TASK STATEMENT: Every line that contains the word "JSON" should be copied out.

MATERIAL PROVIDED:
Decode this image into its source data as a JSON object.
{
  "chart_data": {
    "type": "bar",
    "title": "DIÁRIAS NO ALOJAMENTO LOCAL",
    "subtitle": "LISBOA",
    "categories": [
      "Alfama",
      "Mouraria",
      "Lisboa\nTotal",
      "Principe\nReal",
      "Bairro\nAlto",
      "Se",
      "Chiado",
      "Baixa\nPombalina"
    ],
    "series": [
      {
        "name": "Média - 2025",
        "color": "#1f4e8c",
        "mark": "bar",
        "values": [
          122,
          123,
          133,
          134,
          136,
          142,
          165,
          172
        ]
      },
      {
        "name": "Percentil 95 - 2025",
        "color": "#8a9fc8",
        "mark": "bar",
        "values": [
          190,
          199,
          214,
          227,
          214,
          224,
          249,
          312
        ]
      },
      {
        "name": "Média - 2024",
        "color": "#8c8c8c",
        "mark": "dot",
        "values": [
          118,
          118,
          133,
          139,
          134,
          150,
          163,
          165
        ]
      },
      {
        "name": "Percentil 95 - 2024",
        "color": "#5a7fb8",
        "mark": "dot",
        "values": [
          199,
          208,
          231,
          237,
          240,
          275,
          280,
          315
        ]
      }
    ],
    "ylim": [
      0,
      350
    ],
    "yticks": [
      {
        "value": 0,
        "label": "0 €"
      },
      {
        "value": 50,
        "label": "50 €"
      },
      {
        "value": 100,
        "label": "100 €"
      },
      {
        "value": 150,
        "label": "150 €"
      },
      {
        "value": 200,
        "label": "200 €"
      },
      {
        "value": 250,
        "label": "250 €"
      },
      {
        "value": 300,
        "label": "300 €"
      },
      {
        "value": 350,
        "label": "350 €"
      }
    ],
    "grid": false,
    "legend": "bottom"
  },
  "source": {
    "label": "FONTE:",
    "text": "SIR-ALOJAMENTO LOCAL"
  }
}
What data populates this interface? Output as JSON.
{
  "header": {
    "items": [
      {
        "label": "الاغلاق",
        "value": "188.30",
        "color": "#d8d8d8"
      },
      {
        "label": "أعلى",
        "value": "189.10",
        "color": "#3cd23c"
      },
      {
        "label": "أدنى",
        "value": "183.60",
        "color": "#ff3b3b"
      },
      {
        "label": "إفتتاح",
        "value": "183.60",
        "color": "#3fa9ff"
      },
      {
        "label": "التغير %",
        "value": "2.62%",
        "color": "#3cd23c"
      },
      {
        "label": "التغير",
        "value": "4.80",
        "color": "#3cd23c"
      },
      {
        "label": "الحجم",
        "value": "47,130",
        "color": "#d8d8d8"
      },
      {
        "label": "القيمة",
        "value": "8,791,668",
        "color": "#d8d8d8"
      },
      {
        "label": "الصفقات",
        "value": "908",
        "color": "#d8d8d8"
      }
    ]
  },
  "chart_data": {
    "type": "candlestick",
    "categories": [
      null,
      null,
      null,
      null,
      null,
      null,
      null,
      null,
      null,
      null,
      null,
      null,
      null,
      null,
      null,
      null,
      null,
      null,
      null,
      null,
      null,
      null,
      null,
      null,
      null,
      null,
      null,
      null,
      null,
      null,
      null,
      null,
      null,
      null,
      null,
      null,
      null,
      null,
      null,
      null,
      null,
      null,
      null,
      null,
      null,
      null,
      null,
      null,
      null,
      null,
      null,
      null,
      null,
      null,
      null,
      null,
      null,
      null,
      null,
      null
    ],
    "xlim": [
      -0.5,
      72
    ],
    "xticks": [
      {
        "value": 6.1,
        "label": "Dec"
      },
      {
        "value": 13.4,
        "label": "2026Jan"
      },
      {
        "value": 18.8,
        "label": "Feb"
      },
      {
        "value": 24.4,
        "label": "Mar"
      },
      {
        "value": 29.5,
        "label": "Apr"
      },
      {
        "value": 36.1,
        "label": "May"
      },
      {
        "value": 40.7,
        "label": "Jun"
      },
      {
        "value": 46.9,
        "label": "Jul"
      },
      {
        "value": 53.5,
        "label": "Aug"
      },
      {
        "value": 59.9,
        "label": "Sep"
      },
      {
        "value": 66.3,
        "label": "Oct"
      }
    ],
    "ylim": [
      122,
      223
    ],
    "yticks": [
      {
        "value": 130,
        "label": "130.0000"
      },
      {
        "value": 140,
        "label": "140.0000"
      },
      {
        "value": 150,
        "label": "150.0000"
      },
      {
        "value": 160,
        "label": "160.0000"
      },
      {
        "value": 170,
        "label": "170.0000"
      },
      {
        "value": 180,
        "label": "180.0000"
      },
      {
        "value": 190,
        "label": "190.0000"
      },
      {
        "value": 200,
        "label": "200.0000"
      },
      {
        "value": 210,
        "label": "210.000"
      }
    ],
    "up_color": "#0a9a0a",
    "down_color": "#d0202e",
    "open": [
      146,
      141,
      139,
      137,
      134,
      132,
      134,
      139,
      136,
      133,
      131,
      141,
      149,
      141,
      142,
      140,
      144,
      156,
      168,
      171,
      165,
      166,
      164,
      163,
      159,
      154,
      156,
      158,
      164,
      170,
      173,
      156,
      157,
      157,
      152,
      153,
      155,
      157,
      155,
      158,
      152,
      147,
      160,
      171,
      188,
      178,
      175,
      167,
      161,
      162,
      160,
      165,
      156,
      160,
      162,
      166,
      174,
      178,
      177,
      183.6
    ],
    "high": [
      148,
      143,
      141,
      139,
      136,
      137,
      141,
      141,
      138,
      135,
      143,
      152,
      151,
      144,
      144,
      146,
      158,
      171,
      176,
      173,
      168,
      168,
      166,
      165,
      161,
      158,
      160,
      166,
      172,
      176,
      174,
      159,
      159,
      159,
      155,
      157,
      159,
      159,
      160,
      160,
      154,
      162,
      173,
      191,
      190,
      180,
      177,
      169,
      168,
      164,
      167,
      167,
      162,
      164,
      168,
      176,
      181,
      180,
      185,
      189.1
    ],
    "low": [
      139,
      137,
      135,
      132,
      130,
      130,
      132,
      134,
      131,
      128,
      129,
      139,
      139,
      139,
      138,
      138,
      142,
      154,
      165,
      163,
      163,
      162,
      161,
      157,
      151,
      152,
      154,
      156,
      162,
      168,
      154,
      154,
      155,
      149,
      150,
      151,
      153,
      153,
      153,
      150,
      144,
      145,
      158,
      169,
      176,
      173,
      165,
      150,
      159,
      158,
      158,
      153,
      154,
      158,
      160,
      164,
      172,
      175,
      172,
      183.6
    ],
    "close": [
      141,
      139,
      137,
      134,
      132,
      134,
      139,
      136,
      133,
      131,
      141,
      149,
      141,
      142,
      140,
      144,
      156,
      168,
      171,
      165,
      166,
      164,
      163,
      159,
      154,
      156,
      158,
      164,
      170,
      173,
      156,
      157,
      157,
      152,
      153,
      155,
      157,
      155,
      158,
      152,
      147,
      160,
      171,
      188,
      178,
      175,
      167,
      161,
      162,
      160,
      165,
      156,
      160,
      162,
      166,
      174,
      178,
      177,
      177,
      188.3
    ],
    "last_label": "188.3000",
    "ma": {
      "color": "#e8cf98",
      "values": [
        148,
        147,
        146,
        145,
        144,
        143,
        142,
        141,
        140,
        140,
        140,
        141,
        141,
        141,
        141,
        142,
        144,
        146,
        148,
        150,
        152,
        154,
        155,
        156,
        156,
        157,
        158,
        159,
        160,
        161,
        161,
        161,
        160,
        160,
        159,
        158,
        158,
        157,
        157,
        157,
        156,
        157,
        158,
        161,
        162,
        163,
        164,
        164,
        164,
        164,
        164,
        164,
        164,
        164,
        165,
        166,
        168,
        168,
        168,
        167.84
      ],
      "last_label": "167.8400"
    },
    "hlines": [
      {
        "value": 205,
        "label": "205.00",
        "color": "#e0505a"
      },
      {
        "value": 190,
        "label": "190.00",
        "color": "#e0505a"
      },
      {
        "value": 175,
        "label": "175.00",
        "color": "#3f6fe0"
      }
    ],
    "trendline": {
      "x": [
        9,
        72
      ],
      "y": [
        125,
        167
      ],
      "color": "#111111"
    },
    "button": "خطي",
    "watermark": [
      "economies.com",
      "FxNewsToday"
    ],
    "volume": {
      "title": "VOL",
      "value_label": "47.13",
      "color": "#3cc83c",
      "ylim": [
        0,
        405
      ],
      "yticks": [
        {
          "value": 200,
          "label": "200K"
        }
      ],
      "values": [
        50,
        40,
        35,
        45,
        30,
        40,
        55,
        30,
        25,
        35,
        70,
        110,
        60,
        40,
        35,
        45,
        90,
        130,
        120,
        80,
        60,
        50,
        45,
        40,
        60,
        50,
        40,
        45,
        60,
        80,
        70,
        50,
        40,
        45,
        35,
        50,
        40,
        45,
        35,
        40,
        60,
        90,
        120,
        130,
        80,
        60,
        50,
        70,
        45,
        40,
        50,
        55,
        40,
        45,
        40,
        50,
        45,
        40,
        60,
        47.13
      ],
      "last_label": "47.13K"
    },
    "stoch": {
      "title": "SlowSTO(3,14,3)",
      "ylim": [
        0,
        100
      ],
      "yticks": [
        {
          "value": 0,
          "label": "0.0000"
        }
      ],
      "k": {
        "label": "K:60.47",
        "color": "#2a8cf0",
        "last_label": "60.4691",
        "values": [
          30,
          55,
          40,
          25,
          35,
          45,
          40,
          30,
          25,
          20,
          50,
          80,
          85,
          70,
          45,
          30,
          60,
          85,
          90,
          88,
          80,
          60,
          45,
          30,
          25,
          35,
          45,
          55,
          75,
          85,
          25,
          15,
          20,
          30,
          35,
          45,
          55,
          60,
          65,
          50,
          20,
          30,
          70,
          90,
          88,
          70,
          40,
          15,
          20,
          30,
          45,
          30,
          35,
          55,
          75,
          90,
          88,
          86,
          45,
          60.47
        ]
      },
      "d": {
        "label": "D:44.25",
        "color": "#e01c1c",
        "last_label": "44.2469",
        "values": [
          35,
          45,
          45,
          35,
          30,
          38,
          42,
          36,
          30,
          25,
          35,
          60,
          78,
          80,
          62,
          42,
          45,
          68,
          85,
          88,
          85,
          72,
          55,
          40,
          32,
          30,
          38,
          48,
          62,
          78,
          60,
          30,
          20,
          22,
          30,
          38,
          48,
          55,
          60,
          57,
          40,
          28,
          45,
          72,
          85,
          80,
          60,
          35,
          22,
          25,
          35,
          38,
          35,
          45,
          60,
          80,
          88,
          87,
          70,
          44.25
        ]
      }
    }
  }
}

COMPLETE ANSWER:
Decode this image into its source data as a JSON object.
What data populates this interface? Output as JSON.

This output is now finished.